--- Begin Entries supplied ---

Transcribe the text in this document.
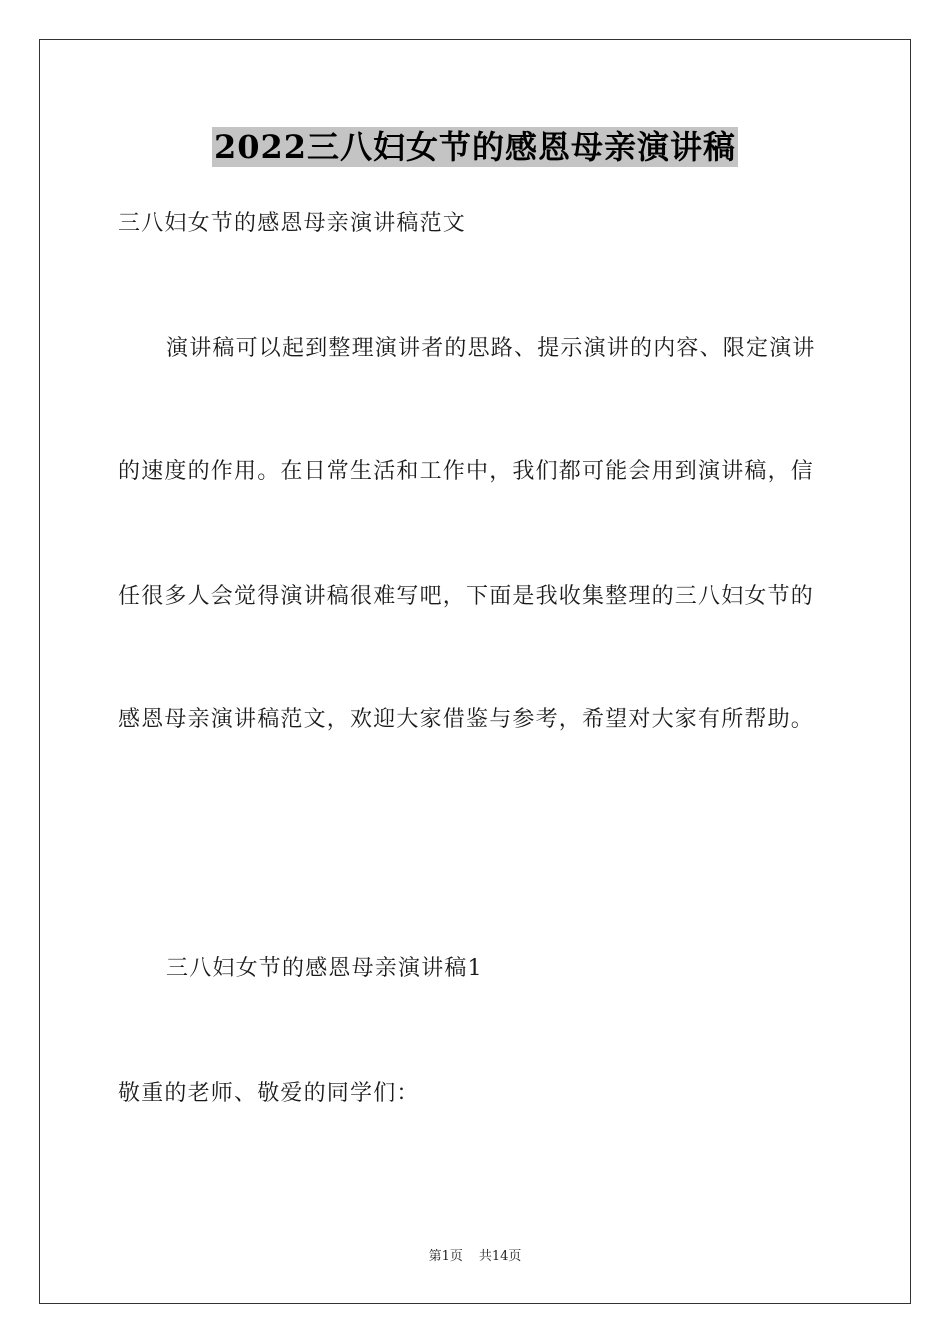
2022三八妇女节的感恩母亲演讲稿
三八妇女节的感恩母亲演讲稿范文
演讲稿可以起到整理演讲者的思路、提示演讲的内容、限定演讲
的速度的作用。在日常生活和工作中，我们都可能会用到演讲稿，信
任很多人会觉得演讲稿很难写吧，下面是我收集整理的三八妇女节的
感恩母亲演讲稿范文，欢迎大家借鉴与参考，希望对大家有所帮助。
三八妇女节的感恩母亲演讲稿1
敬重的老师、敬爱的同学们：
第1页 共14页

--- End Entries supplied ---
--- Begin Entries supplied ---

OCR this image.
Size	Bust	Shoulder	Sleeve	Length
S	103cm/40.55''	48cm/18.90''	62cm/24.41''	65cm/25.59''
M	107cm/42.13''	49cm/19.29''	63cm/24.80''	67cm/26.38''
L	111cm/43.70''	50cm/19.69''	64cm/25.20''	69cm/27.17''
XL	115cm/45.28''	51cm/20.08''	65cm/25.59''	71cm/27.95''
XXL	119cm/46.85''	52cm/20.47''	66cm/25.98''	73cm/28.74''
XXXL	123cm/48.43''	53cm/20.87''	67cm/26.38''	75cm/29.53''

--- End Entries supplied ---
--- Begin Entries supplied ---

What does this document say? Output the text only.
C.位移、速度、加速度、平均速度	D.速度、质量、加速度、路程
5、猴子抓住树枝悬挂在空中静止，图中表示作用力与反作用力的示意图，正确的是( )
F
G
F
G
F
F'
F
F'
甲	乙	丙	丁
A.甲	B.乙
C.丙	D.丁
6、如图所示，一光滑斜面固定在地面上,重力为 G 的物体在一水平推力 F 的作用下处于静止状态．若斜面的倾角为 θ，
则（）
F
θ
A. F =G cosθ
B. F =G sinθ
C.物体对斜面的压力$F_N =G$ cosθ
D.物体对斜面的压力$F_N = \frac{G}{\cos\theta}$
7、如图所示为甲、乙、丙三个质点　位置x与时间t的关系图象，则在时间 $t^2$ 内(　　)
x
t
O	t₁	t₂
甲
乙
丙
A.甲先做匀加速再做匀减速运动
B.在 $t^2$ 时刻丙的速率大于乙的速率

--- End Entries supplied ---

Gather up the lines that contain the word "物体对斜面的压力".

C.物体对斜面的压力$F_N =G$ cosθ
D.物体对斜面的压力$F_N = \frac{G}{\cos\theta}$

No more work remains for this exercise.